- DATA TO PROCESS -
###

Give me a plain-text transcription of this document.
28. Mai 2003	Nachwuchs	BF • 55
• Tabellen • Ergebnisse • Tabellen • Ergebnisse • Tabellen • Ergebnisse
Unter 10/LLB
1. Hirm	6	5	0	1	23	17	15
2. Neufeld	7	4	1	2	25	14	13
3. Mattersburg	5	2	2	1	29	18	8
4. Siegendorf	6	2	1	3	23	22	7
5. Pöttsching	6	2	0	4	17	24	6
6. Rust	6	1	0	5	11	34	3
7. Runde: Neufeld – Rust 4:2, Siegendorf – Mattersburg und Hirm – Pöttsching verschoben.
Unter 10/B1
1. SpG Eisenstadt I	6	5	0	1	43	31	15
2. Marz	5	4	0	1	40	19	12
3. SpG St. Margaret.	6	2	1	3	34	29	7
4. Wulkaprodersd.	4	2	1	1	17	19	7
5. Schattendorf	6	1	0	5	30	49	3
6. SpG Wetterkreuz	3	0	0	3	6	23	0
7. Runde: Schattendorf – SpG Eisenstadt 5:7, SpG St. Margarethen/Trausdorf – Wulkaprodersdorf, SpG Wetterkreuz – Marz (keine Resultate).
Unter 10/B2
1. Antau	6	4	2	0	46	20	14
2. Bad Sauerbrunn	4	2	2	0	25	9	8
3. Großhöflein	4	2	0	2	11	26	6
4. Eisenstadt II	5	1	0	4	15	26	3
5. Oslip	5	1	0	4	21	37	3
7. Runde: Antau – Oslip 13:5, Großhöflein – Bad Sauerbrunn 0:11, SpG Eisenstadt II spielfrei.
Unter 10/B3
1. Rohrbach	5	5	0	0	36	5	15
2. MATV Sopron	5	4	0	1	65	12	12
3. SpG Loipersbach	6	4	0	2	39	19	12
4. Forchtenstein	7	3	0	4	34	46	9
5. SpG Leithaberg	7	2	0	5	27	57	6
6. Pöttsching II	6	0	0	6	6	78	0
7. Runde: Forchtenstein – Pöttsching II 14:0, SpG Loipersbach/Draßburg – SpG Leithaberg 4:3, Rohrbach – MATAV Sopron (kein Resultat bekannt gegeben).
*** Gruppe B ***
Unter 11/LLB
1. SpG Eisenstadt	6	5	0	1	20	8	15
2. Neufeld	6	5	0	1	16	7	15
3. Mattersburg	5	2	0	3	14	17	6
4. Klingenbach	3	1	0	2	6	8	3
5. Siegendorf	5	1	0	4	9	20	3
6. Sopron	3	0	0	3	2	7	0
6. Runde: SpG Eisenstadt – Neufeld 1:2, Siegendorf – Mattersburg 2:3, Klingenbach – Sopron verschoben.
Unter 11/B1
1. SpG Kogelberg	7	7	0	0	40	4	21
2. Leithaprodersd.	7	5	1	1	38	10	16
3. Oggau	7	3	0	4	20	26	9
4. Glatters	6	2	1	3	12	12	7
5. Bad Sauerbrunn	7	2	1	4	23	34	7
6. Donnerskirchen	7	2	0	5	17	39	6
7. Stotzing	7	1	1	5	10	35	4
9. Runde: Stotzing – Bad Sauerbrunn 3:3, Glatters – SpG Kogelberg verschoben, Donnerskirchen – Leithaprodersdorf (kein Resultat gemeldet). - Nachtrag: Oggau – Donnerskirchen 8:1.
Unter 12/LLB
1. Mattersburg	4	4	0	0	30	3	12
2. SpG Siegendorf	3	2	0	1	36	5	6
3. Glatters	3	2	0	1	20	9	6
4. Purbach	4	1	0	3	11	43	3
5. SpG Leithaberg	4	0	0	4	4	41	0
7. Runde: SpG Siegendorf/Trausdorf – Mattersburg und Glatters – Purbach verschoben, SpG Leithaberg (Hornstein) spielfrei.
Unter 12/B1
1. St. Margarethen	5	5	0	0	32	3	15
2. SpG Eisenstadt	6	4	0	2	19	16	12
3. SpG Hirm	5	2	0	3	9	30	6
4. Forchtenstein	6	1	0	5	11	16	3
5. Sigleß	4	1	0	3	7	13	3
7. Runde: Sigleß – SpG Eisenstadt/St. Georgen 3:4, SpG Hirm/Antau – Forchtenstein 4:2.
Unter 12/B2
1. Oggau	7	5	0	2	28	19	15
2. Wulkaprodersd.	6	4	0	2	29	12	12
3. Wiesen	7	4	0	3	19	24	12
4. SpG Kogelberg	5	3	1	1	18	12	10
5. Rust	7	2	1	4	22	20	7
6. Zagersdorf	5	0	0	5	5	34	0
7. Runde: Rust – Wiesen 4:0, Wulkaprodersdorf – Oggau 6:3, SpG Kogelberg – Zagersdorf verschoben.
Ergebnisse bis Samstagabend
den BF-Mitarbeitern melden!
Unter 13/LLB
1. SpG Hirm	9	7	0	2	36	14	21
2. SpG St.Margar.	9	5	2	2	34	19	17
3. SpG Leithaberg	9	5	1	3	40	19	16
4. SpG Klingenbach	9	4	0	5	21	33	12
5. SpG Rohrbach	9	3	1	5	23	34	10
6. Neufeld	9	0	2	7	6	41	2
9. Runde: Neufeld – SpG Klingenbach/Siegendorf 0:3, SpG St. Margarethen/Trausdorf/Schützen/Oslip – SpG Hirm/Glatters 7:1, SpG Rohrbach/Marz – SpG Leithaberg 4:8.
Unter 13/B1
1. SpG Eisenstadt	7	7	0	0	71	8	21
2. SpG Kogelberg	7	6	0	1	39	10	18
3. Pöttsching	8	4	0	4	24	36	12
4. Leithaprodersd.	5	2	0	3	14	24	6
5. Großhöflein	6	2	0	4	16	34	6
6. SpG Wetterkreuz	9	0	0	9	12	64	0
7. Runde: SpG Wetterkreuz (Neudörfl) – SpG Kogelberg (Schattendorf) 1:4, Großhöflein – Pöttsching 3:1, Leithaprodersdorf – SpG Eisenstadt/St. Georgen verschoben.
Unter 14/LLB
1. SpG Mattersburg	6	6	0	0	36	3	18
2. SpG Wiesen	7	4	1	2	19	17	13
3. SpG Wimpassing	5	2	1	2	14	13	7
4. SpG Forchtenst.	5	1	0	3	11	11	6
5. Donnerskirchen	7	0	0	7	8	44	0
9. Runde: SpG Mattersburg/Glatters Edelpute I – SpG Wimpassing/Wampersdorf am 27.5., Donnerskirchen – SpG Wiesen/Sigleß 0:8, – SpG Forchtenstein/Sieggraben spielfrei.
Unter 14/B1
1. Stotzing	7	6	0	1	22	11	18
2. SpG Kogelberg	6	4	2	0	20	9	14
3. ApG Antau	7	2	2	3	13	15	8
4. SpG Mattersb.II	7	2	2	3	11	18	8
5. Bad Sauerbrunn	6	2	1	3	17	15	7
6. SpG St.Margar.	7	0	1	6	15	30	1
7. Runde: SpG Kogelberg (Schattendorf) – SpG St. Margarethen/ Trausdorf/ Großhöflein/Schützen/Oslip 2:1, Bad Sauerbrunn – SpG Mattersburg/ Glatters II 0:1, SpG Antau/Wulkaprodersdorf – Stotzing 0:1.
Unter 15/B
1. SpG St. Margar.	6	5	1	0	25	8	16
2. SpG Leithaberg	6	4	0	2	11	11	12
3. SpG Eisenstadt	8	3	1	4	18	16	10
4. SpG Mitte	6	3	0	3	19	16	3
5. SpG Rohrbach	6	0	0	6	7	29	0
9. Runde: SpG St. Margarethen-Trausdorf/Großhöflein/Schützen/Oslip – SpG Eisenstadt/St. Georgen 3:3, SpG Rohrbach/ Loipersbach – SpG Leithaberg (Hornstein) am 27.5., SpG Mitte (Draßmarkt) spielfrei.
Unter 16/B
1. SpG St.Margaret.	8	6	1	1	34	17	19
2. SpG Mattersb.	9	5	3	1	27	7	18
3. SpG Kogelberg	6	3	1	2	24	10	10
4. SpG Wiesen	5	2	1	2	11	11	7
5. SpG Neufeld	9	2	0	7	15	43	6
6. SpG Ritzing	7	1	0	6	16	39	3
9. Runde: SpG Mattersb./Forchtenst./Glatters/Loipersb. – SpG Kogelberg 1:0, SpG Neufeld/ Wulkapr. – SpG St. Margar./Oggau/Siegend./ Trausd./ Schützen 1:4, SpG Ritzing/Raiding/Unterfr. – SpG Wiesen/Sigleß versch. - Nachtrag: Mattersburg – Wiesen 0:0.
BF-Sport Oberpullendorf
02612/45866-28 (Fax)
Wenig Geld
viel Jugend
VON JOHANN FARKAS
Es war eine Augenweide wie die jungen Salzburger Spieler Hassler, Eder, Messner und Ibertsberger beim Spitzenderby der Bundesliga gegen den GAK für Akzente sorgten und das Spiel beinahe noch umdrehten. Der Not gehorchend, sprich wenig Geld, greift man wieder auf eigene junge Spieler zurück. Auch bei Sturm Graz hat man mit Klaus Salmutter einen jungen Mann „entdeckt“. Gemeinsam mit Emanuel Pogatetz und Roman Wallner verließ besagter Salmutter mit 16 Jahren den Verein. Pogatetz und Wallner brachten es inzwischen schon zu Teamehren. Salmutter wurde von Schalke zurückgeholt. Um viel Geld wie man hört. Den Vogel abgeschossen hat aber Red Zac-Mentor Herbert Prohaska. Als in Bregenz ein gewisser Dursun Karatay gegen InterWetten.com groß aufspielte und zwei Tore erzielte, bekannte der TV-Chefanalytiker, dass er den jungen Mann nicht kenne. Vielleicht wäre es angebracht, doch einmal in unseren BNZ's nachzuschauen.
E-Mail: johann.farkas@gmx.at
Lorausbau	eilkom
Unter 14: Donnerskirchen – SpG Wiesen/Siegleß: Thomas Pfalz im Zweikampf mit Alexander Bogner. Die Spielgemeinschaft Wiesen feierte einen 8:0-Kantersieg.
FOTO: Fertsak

###

- STATED EXERCISE -
Search the material above for "Oggau". Pull out each line where it shows up.

- WORKED SOLUTION -
3. Oggau	7	3	0	4	20	26	9
9. Runde: Stotzing – Bad Sauerbrunn 3:3, Glatters – SpG Kogelberg verschoben, Donnerskirchen – Leithaprodersdorf (kein Resultat gemeldet). - Nachtrag: Oggau – Donnerskirchen 8:1.
1. Oggau	7	5	0	2	28	19	15
7. Runde: Rust – Wiesen 4:0, Wulkaprodersdorf – Oggau 6:3, SpG Kogelberg – Zagersdorf verschoben.
9. Runde: SpG Mattersb./Forchtenst./Glatters/Loipersb. – SpG Kogelberg 1:0, SpG Neufeld/ Wulkapr. – SpG St. Margar./Oggau/Siegend./ Trausd./ Schützen 1:4, SpG Ritzing/Raiding/Unterfr. – SpG Wiesen/Sigleß versch. - Nachtrag: Mattersburg – Wiesen 0:0.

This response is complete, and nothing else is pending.